EXERCISE: Word for word, quote all of the material, omitting the pictures.
---- MATERIAL PROVIDED
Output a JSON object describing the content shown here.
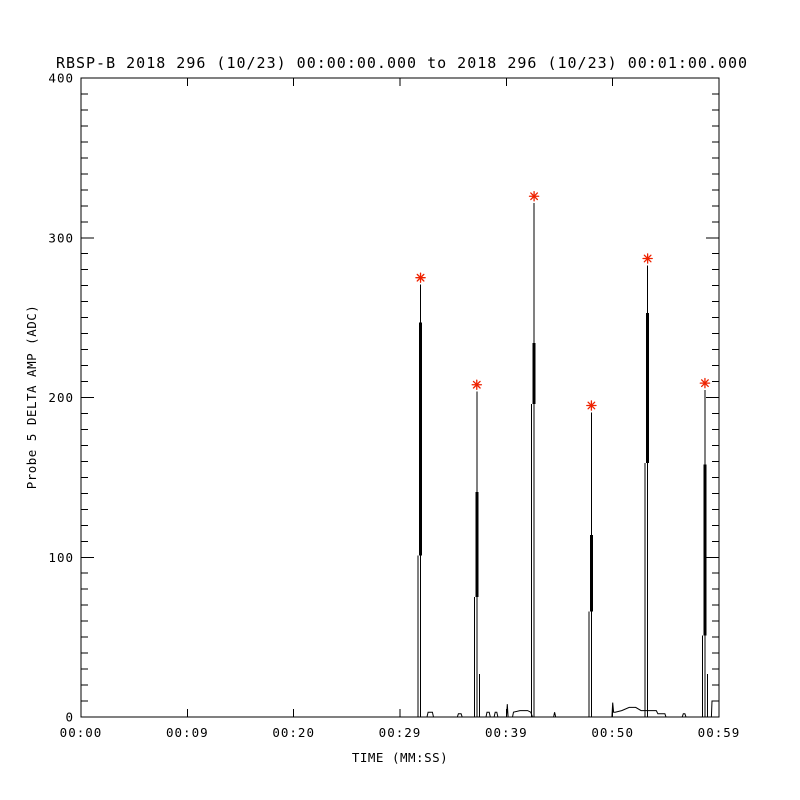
{
  "window": {
    "background": "#ffffff",
    "foreground": "#000000"
  },
  "chart_data": {
    "type": "line",
    "title": "RBSP-B 2018 296 (10/23) 00:00:00.000 to 2018 296 (10/23) 00:01:00.000",
    "xlabel": "TIME (MM:SS)",
    "ylabel": "Probe 5 DELTA AMP (ADC)",
    "line_color": "#000000",
    "marker_color": "#ee2200",
    "marker_glyph": "asterisk",
    "grid": false,
    "legend": "none",
    "xlim_seconds": [
      0,
      59
    ],
    "ylim": [
      0,
      400
    ],
    "x_tick_labels": [
      "00:00",
      "00:09",
      "00:20",
      "00:29",
      "00:39",
      "00:50",
      "00:59"
    ],
    "y_tick_labels": [
      "0",
      "100",
      "200",
      "300",
      "400"
    ],
    "y_tick_values": [
      0,
      100,
      200,
      300,
      400
    ],
    "y_minor_tick_step": 10,
    "peaks": [
      {
        "time_s": 31.4,
        "time_label": "00:31",
        "value": 275
      },
      {
        "time_s": 36.6,
        "time_label": "00:37",
        "value": 208
      },
      {
        "time_s": 41.9,
        "time_label": "00:42",
        "value": 326
      },
      {
        "time_s": 47.2,
        "time_label": "00:47",
        "value": 195
      },
      {
        "time_s": 52.4,
        "time_label": "00:52",
        "value": 287
      },
      {
        "time_s": 57.7,
        "time_label": "00:58",
        "value": 209
      }
    ],
    "spikes": [
      {
        "time_s": 31.4,
        "peak": 275,
        "thick": [
          101,
          247
        ],
        "shoulder": null
      },
      {
        "time_s": 36.6,
        "peak": 208,
        "thick": [
          75,
          141
        ],
        "shoulder": 27
      },
      {
        "time_s": 41.9,
        "peak": 326,
        "thick": [
          196,
          234
        ],
        "shoulder": null
      },
      {
        "time_s": 47.2,
        "peak": 195,
        "thick": [
          66,
          114
        ],
        "shoulder": null
      },
      {
        "time_s": 52.4,
        "peak": 287,
        "thick": [
          159,
          253
        ],
        "shoulder": null
      },
      {
        "time_s": 57.7,
        "peak": 209,
        "thick": [
          51,
          158
        ],
        "shoulder": 27
      }
    ],
    "baseline_series": [
      [
        0,
        0
      ],
      [
        30.9,
        0
      ],
      [
        32.0,
        0
      ],
      [
        32.1,
        3
      ],
      [
        32.5,
        3
      ],
      [
        32.6,
        0
      ],
      [
        34.8,
        0
      ],
      [
        34.9,
        2
      ],
      [
        35.15,
        2
      ],
      [
        35.25,
        0
      ],
      [
        37.45,
        0
      ],
      [
        37.55,
        3
      ],
      [
        37.75,
        3
      ],
      [
        37.85,
        0
      ],
      [
        38.2,
        0
      ],
      [
        38.3,
        3
      ],
      [
        38.45,
        3
      ],
      [
        38.55,
        0
      ],
      [
        39.35,
        0
      ],
      [
        39.42,
        8
      ],
      [
        39.5,
        0
      ],
      [
        39.9,
        0
      ],
      [
        40.0,
        3
      ],
      [
        40.6,
        4
      ],
      [
        41.3,
        4
      ],
      [
        41.6,
        3
      ],
      [
        41.75,
        0
      ],
      [
        43.7,
        0
      ],
      [
        43.8,
        3
      ],
      [
        43.9,
        0
      ],
      [
        49.1,
        0
      ],
      [
        49.17,
        9
      ],
      [
        49.25,
        3
      ],
      [
        49.4,
        3
      ],
      [
        50.0,
        4
      ],
      [
        50.7,
        6
      ],
      [
        51.3,
        6
      ],
      [
        51.8,
        4
      ],
      [
        53.2,
        4
      ],
      [
        53.35,
        2
      ],
      [
        54.0,
        2
      ],
      [
        54.1,
        0
      ],
      [
        55.6,
        0
      ],
      [
        55.7,
        2
      ],
      [
        55.85,
        2
      ],
      [
        55.95,
        0
      ],
      [
        58.3,
        0
      ],
      [
        58.35,
        10
      ],
      [
        59,
        10
      ]
    ]
  }
}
--------
EXERCISE ANSWER:
Output a JSON object describing the content shown here.
{
  "window": {
    "background": "#ffffff",
    "foreground": "#000000"
  },
  "chart_data": {
    "type": "line",
    "title": "RBSP-B 2018 296 (10/23) 00:00:00.000 to 2018 296 (10/23) 00:01:00.000",
    "xlabel": "TIME (MM:SS)",
    "ylabel": "Probe 5 DELTA AMP (ADC)",
    "line_color": "#000000",
    "marker_color": "#ee2200",
    "marker_glyph": "asterisk",
    "grid": false,
    "legend": "none",
    "xlim_seconds": [
      0,
      59
    ],
    "ylim": [
      0,
      400
    ],
    "x_tick_labels": [
      "00:00",
      "00:09",
      "00:20",
      "00:29",
      "00:39",
      "00:50",
      "00:59"
    ],
    "y_tick_labels": [
      "0",
      "100",
      "200",
      "300",
      "400"
    ],
    "y_tick_values": [
      0,
      100,
      200,
      300,
      400
    ],
    "y_minor_tick_step": 10,
    "peaks": [
      {
        "time_s": 31.4,
        "time_label": "00:31",
        "value": 275
      },
      {
        "time_s": 36.6,
        "time_label": "00:37",
        "value": 208
      },
      {
        "time_s": 41.9,
        "time_label": "00:42",
        "value": 326
      },
      {
        "time_s": 47.2,
        "time_label": "00:47",
        "value": 195
      },
      {
        "time_s": 52.4,
        "time_label": "00:52",
        "value": 287
      },
      {
        "time_s": 57.7,
        "time_label": "00:58",
        "value": 209
      }
    ],
    "spikes": [
      {
        "time_s": 31.4,
        "peak": 275,
        "thick": [
          101,
          247
        ],
        "shoulder": null
      },
      {
        "time_s": 36.6,
        "peak": 208,
        "thick": [
          75,
          141
        ],
        "shoulder": 27
      },
      {
        "time_s": 41.9,
        "peak": 326,
        "thick": [
          196,
          234
        ],
        "shoulder": null
      },
      {
        "time_s": 47.2,
        "peak": 195,
        "thick": [
          66,
          114
        ],
        "shoulder": null
      },
      {
        "time_s": 52.4,
        "peak": 287,
        "thick": [
          159,
          253
        ],
        "shoulder": null
      },
      {
        "time_s": 57.7,
        "peak": 209,
        "thick": [
          51,
          158
        ],
        "shoulder": 27
      }
    ],
    "baseline_series": [
      [
        0,
        0
      ],
      [
        30.9,
        0
      ],
      [
        32.0,
        0
      ],
      [
        32.1,
        3
      ],
      [
        32.5,
        3
      ],
      [
        32.6,
        0
      ],
      [
        34.8,
        0
      ],
      [
        34.9,
        2
      ],
      [
        35.15,
        2
      ],
      [
        35.25,
        0
      ],
      [
        37.45,
        0
      ],
      [
        37.55,
        3
      ],
      [
        37.75,
        3
      ],
      [
        37.85,
        0
      ],
      [
        38.2,
        0
      ],
      [
        38.3,
        3
      ],
      [
        38.45,
        3
      ],
      [
        38.55,
        0
      ],
      [
        39.35,
        0
      ],
      [
        39.42,
        8
      ],
      [
        39.5,
        0
      ],
      [
        39.9,
        0
      ],
      [
        40.0,
        3
      ],
      [
        40.6,
        4
      ],
      [
        41.3,
        4
      ],
      [
        41.6,
        3
      ],
      [
        41.75,
        0
      ],
      [
        43.7,
        0
      ],
      [
        43.8,
        3
      ],
      [
        43.9,
        0
      ],
      [
        49.1,
        0
      ],
      [
        49.17,
        9
      ],
      [
        49.25,
        3
      ],
      [
        49.4,
        3
      ],
      [
        50.0,
        4
      ],
      [
        50.7,
        6
      ],
      [
        51.3,
        6
      ],
      [
        51.8,
        4
      ],
      [
        53.2,
        4
      ],
      [
        53.35,
        2
      ],
      [
        54.0,
        2
      ],
      [
        54.1,
        0
      ],
      [
        55.6,
        0
      ],
      [
        55.7,
        2
      ],
      [
        55.85,
        2
      ],
      [
        55.95,
        0
      ],
      [
        58.3,
        0
      ],
      [
        58.35,
        10
      ],
      [
        59,
        10
      ]
    ]
  }
}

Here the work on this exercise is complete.